WRITTEN PROBLEM: Pick out every line in the data below that holds "Device".

>>

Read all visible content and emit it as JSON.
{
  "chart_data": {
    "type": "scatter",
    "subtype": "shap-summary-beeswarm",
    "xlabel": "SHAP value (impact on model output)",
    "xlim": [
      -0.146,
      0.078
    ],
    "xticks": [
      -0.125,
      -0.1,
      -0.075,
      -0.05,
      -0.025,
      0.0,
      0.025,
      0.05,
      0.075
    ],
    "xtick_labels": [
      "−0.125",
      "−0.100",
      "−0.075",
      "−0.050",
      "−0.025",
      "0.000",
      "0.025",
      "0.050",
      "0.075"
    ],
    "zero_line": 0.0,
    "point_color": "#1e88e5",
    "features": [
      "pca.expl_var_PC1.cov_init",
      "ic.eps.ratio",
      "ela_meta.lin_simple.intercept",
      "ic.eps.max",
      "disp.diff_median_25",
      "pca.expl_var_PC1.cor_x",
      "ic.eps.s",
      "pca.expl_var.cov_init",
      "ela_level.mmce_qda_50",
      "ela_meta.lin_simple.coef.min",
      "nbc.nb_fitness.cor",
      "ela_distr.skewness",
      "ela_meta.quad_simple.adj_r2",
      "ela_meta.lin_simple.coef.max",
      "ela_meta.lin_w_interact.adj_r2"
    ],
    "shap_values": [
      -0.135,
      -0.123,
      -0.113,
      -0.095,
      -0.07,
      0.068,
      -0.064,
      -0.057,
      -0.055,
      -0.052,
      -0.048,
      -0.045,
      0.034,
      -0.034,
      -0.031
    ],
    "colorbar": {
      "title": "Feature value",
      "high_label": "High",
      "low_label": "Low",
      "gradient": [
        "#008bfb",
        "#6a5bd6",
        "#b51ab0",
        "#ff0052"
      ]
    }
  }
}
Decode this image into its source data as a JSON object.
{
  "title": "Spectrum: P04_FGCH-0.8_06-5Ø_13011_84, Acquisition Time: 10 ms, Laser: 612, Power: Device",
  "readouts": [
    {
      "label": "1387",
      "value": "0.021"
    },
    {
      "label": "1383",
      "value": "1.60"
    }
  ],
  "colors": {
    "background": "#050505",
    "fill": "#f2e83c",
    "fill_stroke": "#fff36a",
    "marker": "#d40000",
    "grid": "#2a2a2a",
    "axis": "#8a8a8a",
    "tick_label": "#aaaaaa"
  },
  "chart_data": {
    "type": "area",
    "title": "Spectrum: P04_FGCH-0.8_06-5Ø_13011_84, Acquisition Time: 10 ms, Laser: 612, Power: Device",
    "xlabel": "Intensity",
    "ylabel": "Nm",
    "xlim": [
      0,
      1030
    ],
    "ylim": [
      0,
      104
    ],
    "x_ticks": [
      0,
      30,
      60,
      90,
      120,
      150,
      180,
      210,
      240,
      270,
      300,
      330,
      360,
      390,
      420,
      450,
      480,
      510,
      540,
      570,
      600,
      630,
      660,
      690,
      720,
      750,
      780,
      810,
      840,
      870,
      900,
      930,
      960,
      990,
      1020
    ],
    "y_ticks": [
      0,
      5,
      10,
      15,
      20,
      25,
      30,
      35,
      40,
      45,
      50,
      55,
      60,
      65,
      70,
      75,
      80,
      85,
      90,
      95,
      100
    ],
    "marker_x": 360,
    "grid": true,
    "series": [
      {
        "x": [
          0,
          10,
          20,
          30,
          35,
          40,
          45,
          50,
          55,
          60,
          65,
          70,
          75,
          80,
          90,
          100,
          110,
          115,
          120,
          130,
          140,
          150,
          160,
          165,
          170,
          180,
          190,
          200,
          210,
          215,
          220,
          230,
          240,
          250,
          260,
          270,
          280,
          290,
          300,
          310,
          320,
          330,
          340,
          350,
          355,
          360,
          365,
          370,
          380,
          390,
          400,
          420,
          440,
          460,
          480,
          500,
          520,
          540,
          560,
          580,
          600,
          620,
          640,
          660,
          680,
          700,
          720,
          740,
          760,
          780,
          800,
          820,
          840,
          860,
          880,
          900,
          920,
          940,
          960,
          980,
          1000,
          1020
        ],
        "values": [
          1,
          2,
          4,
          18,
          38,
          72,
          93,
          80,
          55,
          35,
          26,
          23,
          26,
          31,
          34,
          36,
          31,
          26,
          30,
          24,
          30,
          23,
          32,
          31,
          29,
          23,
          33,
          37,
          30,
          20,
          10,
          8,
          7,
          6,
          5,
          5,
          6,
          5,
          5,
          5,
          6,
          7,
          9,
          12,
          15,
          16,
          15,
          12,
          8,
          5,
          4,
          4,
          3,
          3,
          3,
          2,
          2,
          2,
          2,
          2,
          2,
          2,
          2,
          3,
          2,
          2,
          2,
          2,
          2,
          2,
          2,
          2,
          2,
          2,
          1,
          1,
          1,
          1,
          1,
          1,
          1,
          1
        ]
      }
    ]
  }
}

<<

IN RESPONSE:
  "title": "Spectrum: P04_FGCH-0.8_06-5Ø_13011_84, Acquisition Time: 10 ms, Laser: 612, Power: Device",
    "title": "Spectrum: P04_FGCH-0.8_06-5Ø_13011_84, Acquisition Time: 10 ms, Laser: 612, Power: Device",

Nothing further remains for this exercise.